■ **GIVEN REQUEST**:
Reproduce the listing below exactly, minus its pictures.

■ **DATA FOR THIS TASK**:

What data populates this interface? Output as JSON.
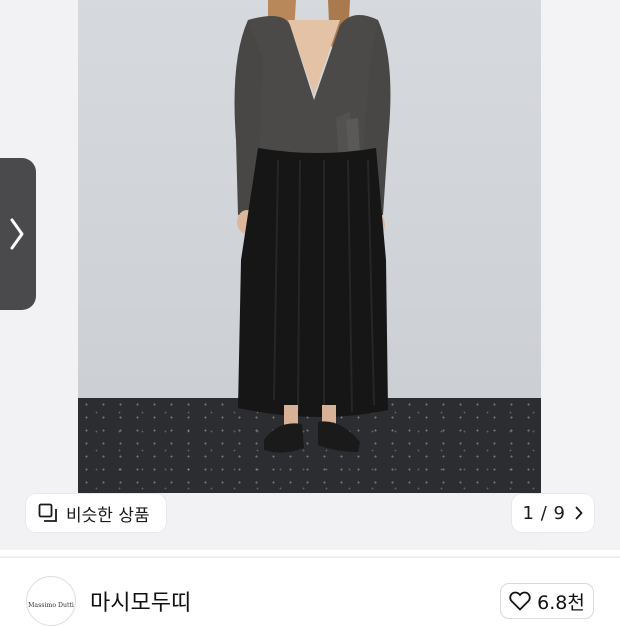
{
  "gallery": {
    "similar_products_label": "비슷한 상품",
    "counter_text": "1 / 9",
    "icons": {
      "similar": "similar-products-icon",
      "prev": "chevron-right-icon",
      "next": "chevron-right-icon"
    }
  },
  "brand": {
    "name": "마시모두띠",
    "logo_text": "Massimo Dutti"
  },
  "like": {
    "count": "6.8천",
    "icon": "heart-outline-icon"
  },
  "colors": {
    "tab_dark": "#4a4a4c",
    "pill_bg": "#ffffff",
    "floor": "#2b2d30"
  }
}
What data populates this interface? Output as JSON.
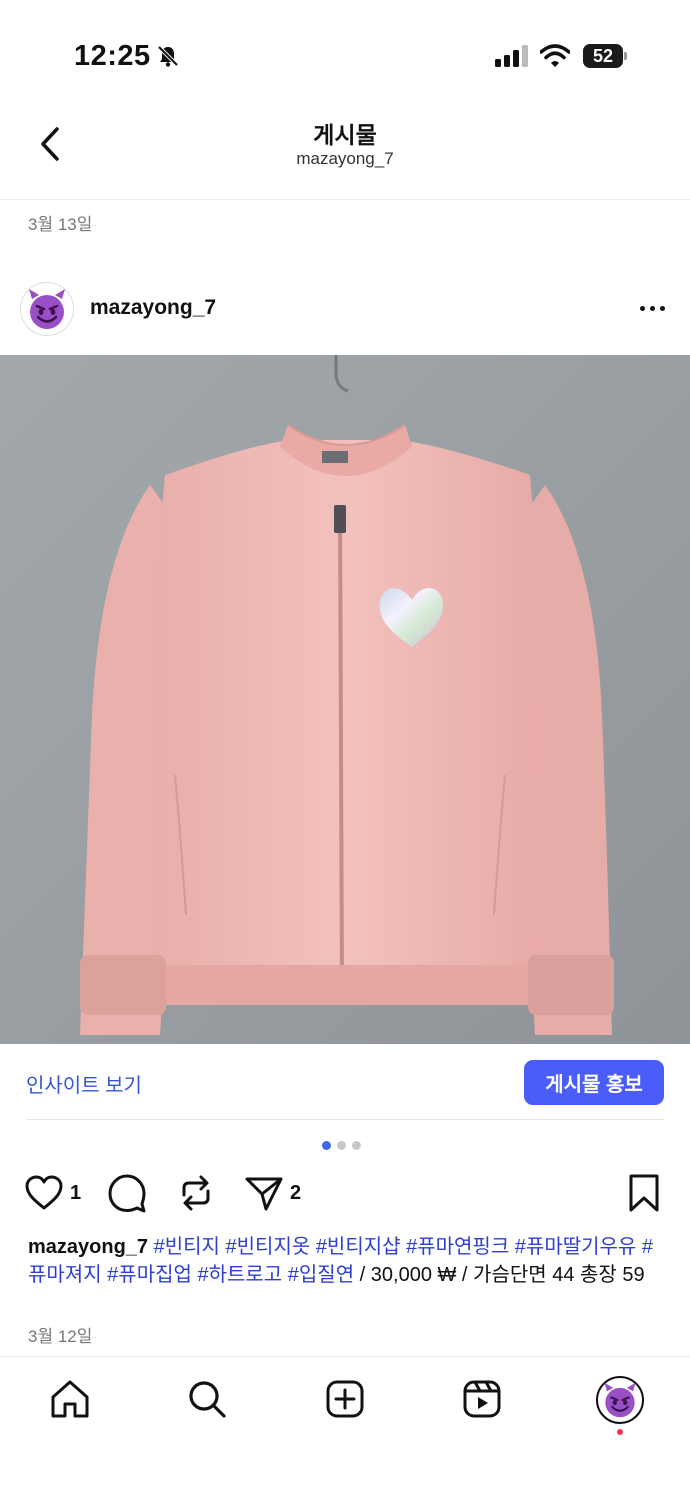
{
  "status_bar": {
    "time": "12:25",
    "battery": "52",
    "icons": [
      "bell-slash-icon",
      "signal-icon",
      "wifi-icon",
      "battery-icon"
    ]
  },
  "header": {
    "title": "게시물",
    "subtitle": "mazayong_7",
    "back_icon": "chevron-left-icon"
  },
  "post": {
    "date_top": "3월 13일",
    "username": "mazayong_7",
    "avatar_icon": "smiling-devil-emoji",
    "more_icon": "ellipsis-icon",
    "image_description_icon": "pink-track-jacket-photo",
    "insights_label": "인사이트 보기",
    "promote_label": "게시물 홍보",
    "carousel": {
      "count": 3,
      "active_index": 0
    },
    "like_count": "1",
    "share_count": "2",
    "caption": {
      "username": "mazayong_7",
      "tags": [
        "#빈티지",
        "#빈티지옷",
        "#빈티지샵",
        "#퓨마연핑크",
        "#퓨마딸기우유",
        "#퓨마져지",
        "#퓨마집업",
        "#하트로고",
        "#입질연"
      ],
      "text": " / 30,000 ₩ / 가슴단면 44 총장 59"
    },
    "date_bottom": "3월 12일"
  },
  "colors": {
    "accent": "#4a5df9",
    "link": "#3556d8",
    "hashtag": "#2c3fd0",
    "carousel_active": "#3f67e8",
    "notification_dot": "#ff2d55",
    "jacket": "#f0b8b4",
    "wall": "#9fa4a8"
  },
  "nav": {
    "items": [
      "home-icon",
      "search-icon",
      "create-icon",
      "reels-icon",
      "profile-avatar"
    ]
  }
}
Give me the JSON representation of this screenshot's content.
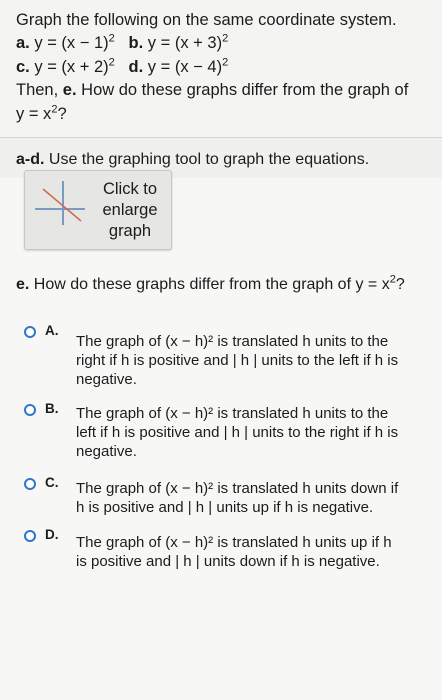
{
  "question": {
    "line1": "Graph the following on the same coordinate system.",
    "a_label": "a.",
    "a_eq": "y = (x − 1)",
    "b_label": "b.",
    "b_eq": "y = (x + 3)",
    "c_label": "c.",
    "c_eq": "y = (x + 2)",
    "d_label": "d.",
    "d_eq": "y = (x − 4)",
    "exponent": "2",
    "then_pre": "Then,",
    "then_e": "e.",
    "then_rest": "How do these graphs differ from the graph of",
    "line4_base": "y = x",
    "line4_q": "?"
  },
  "section_ad": {
    "label_bold": "a-d.",
    "label_rest": "Use the graphing tool to graph the equations."
  },
  "graph_button": {
    "line1": "Click to",
    "line2": "enlarge",
    "line3": "graph"
  },
  "part_e": {
    "label_bold": "e.",
    "text": "How do these graphs differ from the graph of y = x",
    "q": "?"
  },
  "options": [
    {
      "letter": "A.",
      "lines": [
        "The graph of (x − h)² is translated h units to the",
        "right if h is positive and | h | units to the left if h is",
        "negative."
      ]
    },
    {
      "letter": "B.",
      "lines": [
        "The graph of (x − h)² is translated h units to the",
        "left if h is positive and | h | units to the right if h is",
        "negative."
      ]
    },
    {
      "letter": "C.",
      "lines": [
        "The graph of (x − h)² is translated h units down if",
        "h is positive and | h | units up if h is negative."
      ]
    },
    {
      "letter": "D.",
      "lines": [
        "The graph of (x − h)² is translated h units up if h",
        "is positive and | h | units down if h is negative."
      ]
    }
  ],
  "colors": {
    "radio_border": "#2f77c8",
    "thumb_axis": "#7a9bc0",
    "thumb_line": "#d06a4a"
  }
}
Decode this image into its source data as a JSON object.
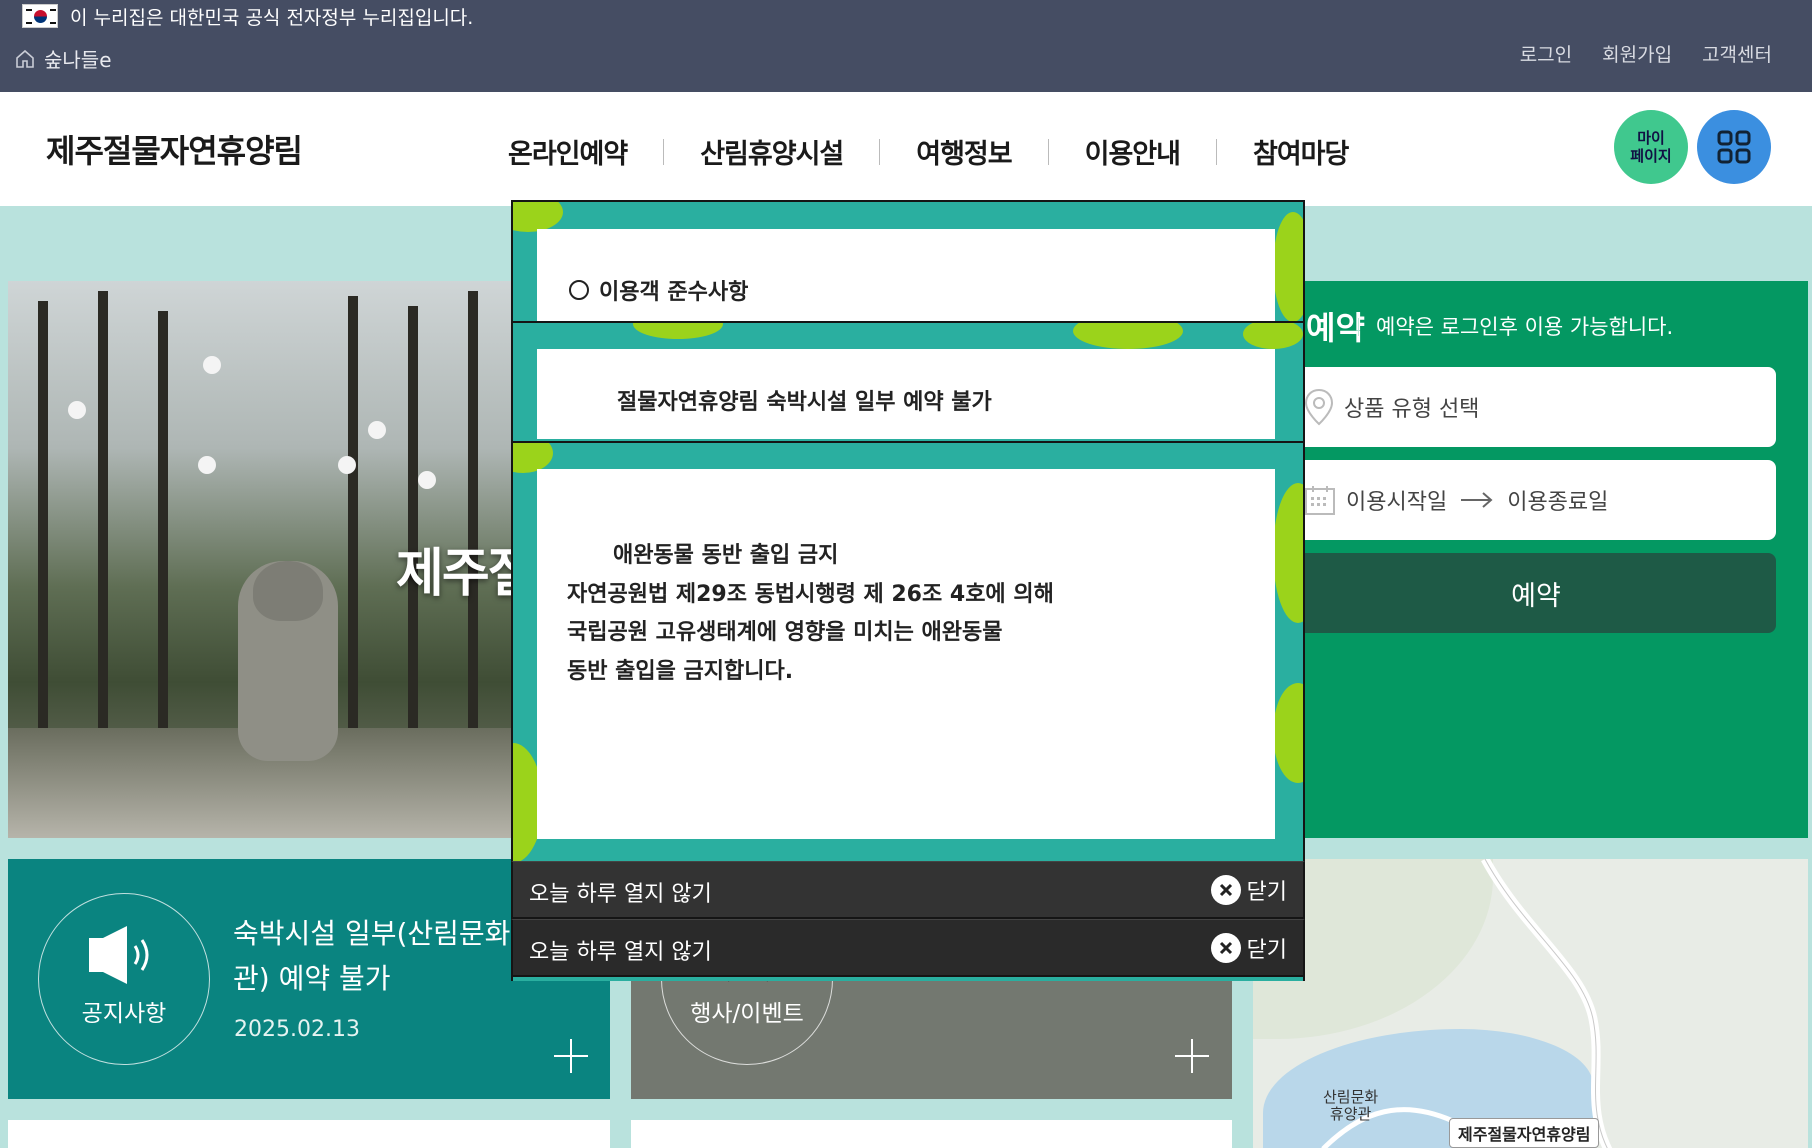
{
  "gov_banner": {
    "text": "이 누리집은 대한민국 공식 전자정부 누리집입니다."
  },
  "site": {
    "home_label": "숲나들e"
  },
  "utility": {
    "links": [
      "로그인",
      "회원가입",
      "고객센터"
    ]
  },
  "header": {
    "logo": "제주절물자연휴양림",
    "nav": [
      "온라인예약",
      "산림휴양시설",
      "여행정보",
      "이용안내",
      "참여마당"
    ],
    "mypage_line1": "마이",
    "mypage_line2": "페이지"
  },
  "hero": {
    "title": "제주절"
  },
  "reserve": {
    "title": "예약",
    "note": "예약은 로그인후 이용 가능합니다.",
    "product_placeholder": "상품 유형 선택",
    "start_label": "이용시작일",
    "end_label": "이용종료일",
    "button": "예약"
  },
  "notice": {
    "label": "공지사항",
    "headline": "숙박시설 일부(산림문화휴양관) 예약 불가",
    "date": "2025.02.13"
  },
  "event": {
    "label": "행사/이벤트"
  },
  "map": {
    "label_building": "산림문화\n휴양관",
    "label_place": "제주절물자연휴양림"
  },
  "popups": {
    "p1_title": "이용객 준수사항",
    "p2_title": "절물자연휴양림 숙박시설 일부 예약 불가",
    "p3_text": "      애완동물 동반 출입 금지\n자연공원법 제29조 동법시행령 제 26조 4호에 의해\n국립공원 고유생태계에 영향을 미치는 애완동물\n동반 출입을 금지합니다.",
    "dismiss_today": "오늘 하루 열지 않기",
    "close": "닫기"
  },
  "colors": {
    "topbar": "#454d63",
    "reserve_green": "#049862",
    "notice_teal": "#0a8480",
    "popup_teal": "#2aafa0",
    "leaf_green": "#9bd31b"
  }
}
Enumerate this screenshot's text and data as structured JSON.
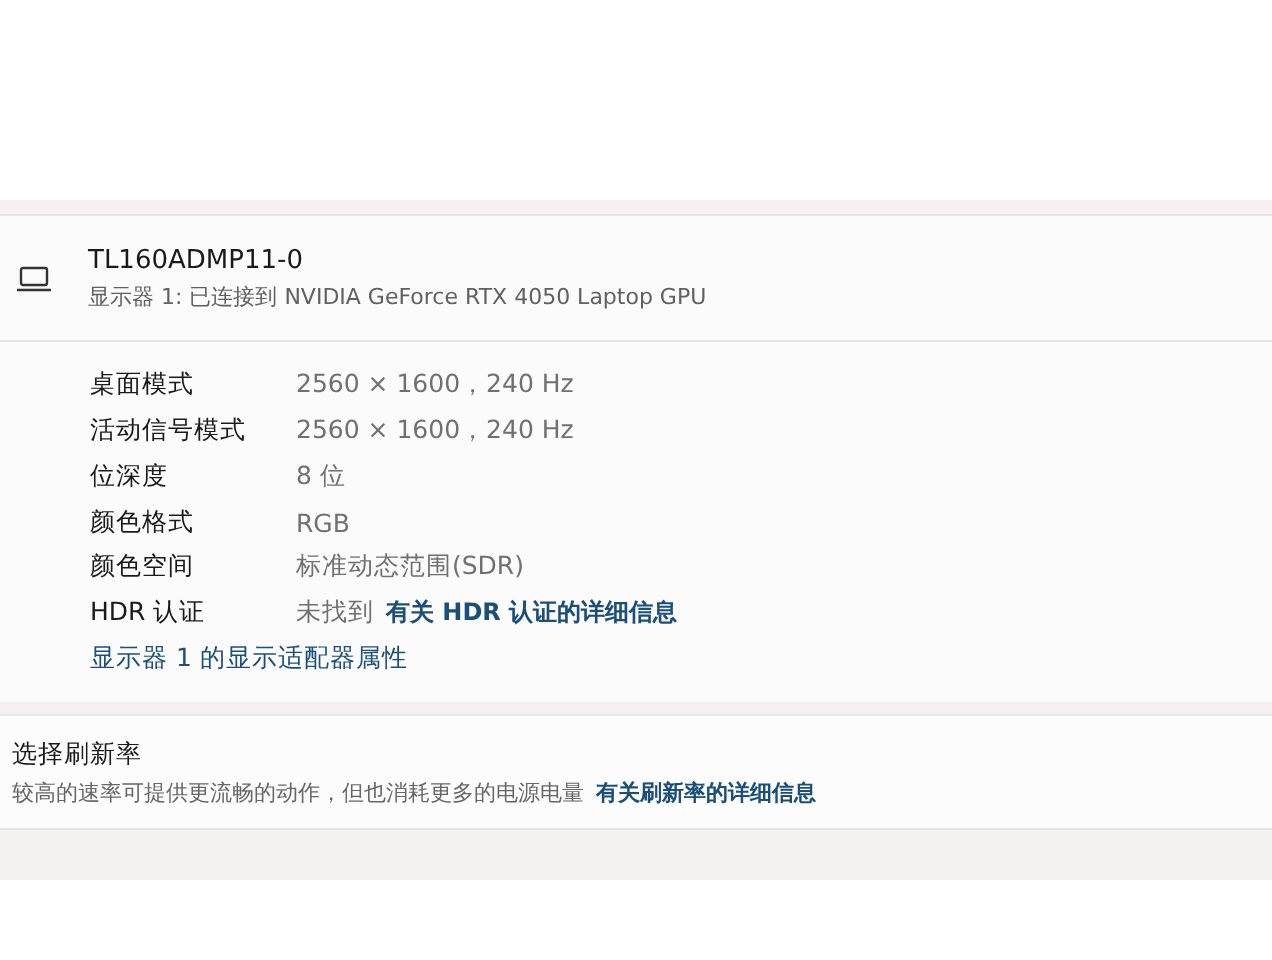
{
  "display": {
    "name": "TL160ADMP11-0",
    "subtitle": "显示器 1: 已连接到 NVIDIA GeForce RTX 4050 Laptop GPU"
  },
  "details": [
    {
      "label": "桌面模式",
      "value": "2560 × 1600，240 Hz"
    },
    {
      "label": "活动信号模式",
      "value": "2560 × 1600，240 Hz"
    },
    {
      "label": "位深度",
      "value": "8 位"
    },
    {
      "label": "颜色格式",
      "value": "RGB"
    },
    {
      "label": "颜色空间",
      "value": "标准动态范围(SDR)"
    },
    {
      "label": "HDR 认证",
      "value": "未找到",
      "link": "有关 HDR 认证的详细信息"
    }
  ],
  "adapter_link": "显示器 1 的显示适配器属性",
  "refresh": {
    "title": "选择刷新率",
    "description": "较高的速率可提供更流畅的动作，但也消耗更多的电源电量",
    "link": "有关刷新率的详细信息"
  }
}
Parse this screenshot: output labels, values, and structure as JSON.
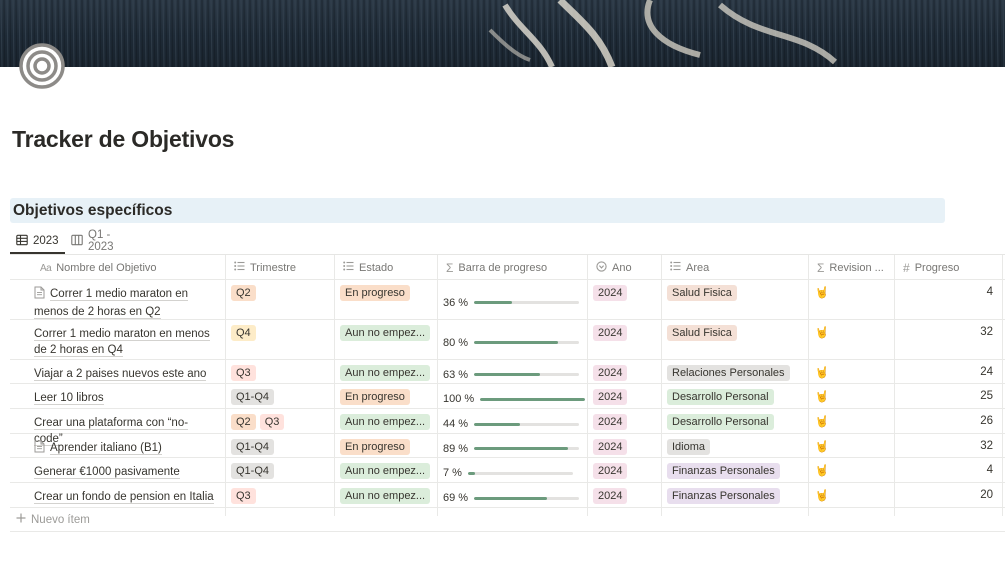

■ **RESULT FOR THIS EXERCISE**:
What data populates this interface? Output as JSON.
{
  "gallery": {
    "similar_products_label": "비슷한 상품",
    "counter_text": "1 / 9",
    "icons": {
      "similar": "similar-products-icon",
      "prev": "chevron-right-icon",
      "next": "chevron-right-icon"
    }
  },
  "brand": {
    "name": "마시모두띠",
    "logo_text": "Massimo Dutti"
  },
  "like": {
    "count": "6.8천",
    "icon": "heart-outline-icon"
  },
  "colors": {
    "tab_dark": "#4a4a4c",
    "pill_bg": "#ffffff",
    "floor": "#2b2d30"
  }
}
What data populates this interface? Output as JSON.
{
  "status_bar": {
    "time": "12:25",
    "battery": "52",
    "icons": [
      "bell-slash-icon",
      "signal-icon",
      "wifi-icon",
      "battery-icon"
    ]
  },
  "header": {
    "title": "게시물",
    "subtitle": "mazayong_7",
    "back_icon": "chevron-left-icon"
  },
  "post": {
    "date_top": "3월 13일",
    "username": "mazayong_7",
    "avatar_icon": "smiling-devil-emoji",
    "more_icon": "ellipsis-icon",
    "image_description_icon": "pink-track-jacket-photo",
    "insights_label": "인사이트 보기",
    "promote_label": "게시물 홍보",
    "carousel": {
      "count": 3,
      "active_index": 0
    },
    "like_count": "1",
    "share_count": "2",
    "caption": {
      "username": "mazayong_7",
      "tags": [
        "#빈티지",
        "#빈티지옷",
        "#빈티지샵",
        "#퓨마연핑크",
        "#퓨마딸기우유",
        "#퓨마져지",
        "#퓨마집업",
        "#하트로고",
        "#입질연"
      ],
      "text": " / 30,000 ₩ / 가슴단면 44 총장 59"
    },
    "date_bottom": "3월 12일"
  },
  "colors": {
    "accent": "#4a5df9",
    "link": "#3556d8",
    "hashtag": "#2c3fd0",
    "carousel_active": "#3f67e8",
    "notification_dot": "#ff2d55",
    "jacket": "#f0b8b4",
    "wall": "#9fa4a8"
  },
  "nav": {
    "items": [
      "home-icon",
      "search-icon",
      "create-icon",
      "reels-icon",
      "profile-avatar"
    ]
  }
}
Give me the JSON representation of this screenshot's content.
{
  "question": {
    "line1": "Graph the following on the same coordinate system.",
    "a_label": "a.",
    "a_eq": "y = (x − 1)",
    "b_label": "b.",
    "b_eq": "y = (x + 3)",
    "c_label": "c.",
    "c_eq": "y = (x + 2)",
    "d_label": "d.",
    "d_eq": "y = (x − 4)",
    "exponent": "2",
    "then_pre": "Then,",
    "then_e": "e.",
    "then_rest": "How do these graphs differ from the graph of",
    "line4_base": "y = x",
    "line4_q": "?"
  },
  "section_ad": {
    "label_bold": "a-d.",
    "label_rest": "Use the graphing tool to graph the equations."
  },
  "graph_button": {
    "line1": "Click to",
    "line2": "enlarge",
    "line3": "graph"
  },
  "part_e": {
    "label_bold": "e.",
    "text": "How do these graphs differ from the graph of y = x",
    "q": "?"
  },
  "options": [
    {
      "letter": "A.",
      "lines": [
        "The graph of (x − h)² is translated h units to the",
        "right if h is positive and | h | units to the left if h is",
        "negative."
      ]
    },
    {
      "letter": "B.",
      "lines": [
        "The graph of (x − h)² is translated h units to the",
        "left if h is positive and | h | units to the right if h is",
        "negative."
      ]
    },
    {
      "letter": "C.",
      "lines": [
        "The graph of (x − h)² is translated h units down if",
        "h is positive and | h | units up if h is negative."
      ]
    },
    {
      "letter": "D.",
      "lines": [
        "The graph of (x − h)² is translated h units up if h",
        "is positive and | h | units down if h is negative."
      ]
    }
  ],
  "colors": {
    "radio_border": "#2f77c8",
    "thumb_axis": "#7a9bc0",
    "thumb_line": "#d06a4a"
  }
}
Decode this image into its source data as a JSON object.
{
  "gov_banner": {
    "text": "이 누리집은 대한민국 공식 전자정부 누리집입니다."
  },
  "site": {
    "home_label": "숲나들e"
  },
  "utility": {
    "links": [
      "로그인",
      "회원가입",
      "고객센터"
    ]
  },
  "header": {
    "logo": "제주절물자연휴양림",
    "nav": [
      "온라인예약",
      "산림휴양시설",
      "여행정보",
      "이용안내",
      "참여마당"
    ],
    "mypage_line1": "마이",
    "mypage_line2": "페이지"
  },
  "hero": {
    "title": "제주절"
  },
  "reserve": {
    "title": "예약",
    "note": "예약은 로그인후 이용 가능합니다.",
    "product_placeholder": "상품 유형 선택",
    "start_label": "이용시작일",
    "end_label": "이용종료일",
    "button": "예약"
  },
  "notice": {
    "label": "공지사항",
    "headline": "숙박시설 일부(산림문화휴양관) 예약 불가",
    "date": "2025.02.13"
  },
  "event": {
    "label": "행사/이벤트"
  },
  "map": {
    "label_building": "산림문화\n휴양관",
    "label_place": "제주절물자연휴양림"
  },
  "popups": {
    "p1_title": "이용객 준수사항",
    "p2_title": "절물자연휴양림 숙박시설 일부 예약 불가",
    "p3_text": "      애완동물 동반 출입 금지\n자연공원법 제29조 동법시행령 제 26조 4호에 의해\n국립공원 고유생태계에 영향을 미치는 애완동물\n동반 출입을 금지합니다.",
    "dismiss_today": "오늘 하루 열지 않기",
    "close": "닫기"
  },
  "colors": {
    "topbar": "#454d63",
    "reserve_green": "#049862",
    "notice_teal": "#0a8480",
    "popup_teal": "#2aafa0",
    "leaf_green": "#9bd31b"
  }
}
Enumerate this screenshot's text and data as structured JSON.
{
  "display": {
    "name": "TL160ADMP11-0",
    "subtitle": "显示器 1: 已连接到 NVIDIA GeForce RTX 4050 Laptop GPU"
  },
  "details": [
    {
      "label": "桌面模式",
      "value": "2560 × 1600，240 Hz"
    },
    {
      "label": "活动信号模式",
      "value": "2560 × 1600，240 Hz"
    },
    {
      "label": "位深度",
      "value": "8 位"
    },
    {
      "label": "颜色格式",
      "value": "RGB"
    },
    {
      "label": "颜色空间",
      "value": "标准动态范围(SDR)"
    },
    {
      "label": "HDR 认证",
      "value": "未找到",
      "link": "有关 HDR 认证的详细信息"
    }
  ],
  "adapter_link": "显示器 1 的显示适配器属性",
  "refresh": {
    "title": "选择刷新率",
    "description": "较高的速率可提供更流畅的动作，但也消耗更多的电源电量",
    "link": "有关刷新率的详细信息"
  }
}
Parse this screenshot: output labels, values, and structure as JSON.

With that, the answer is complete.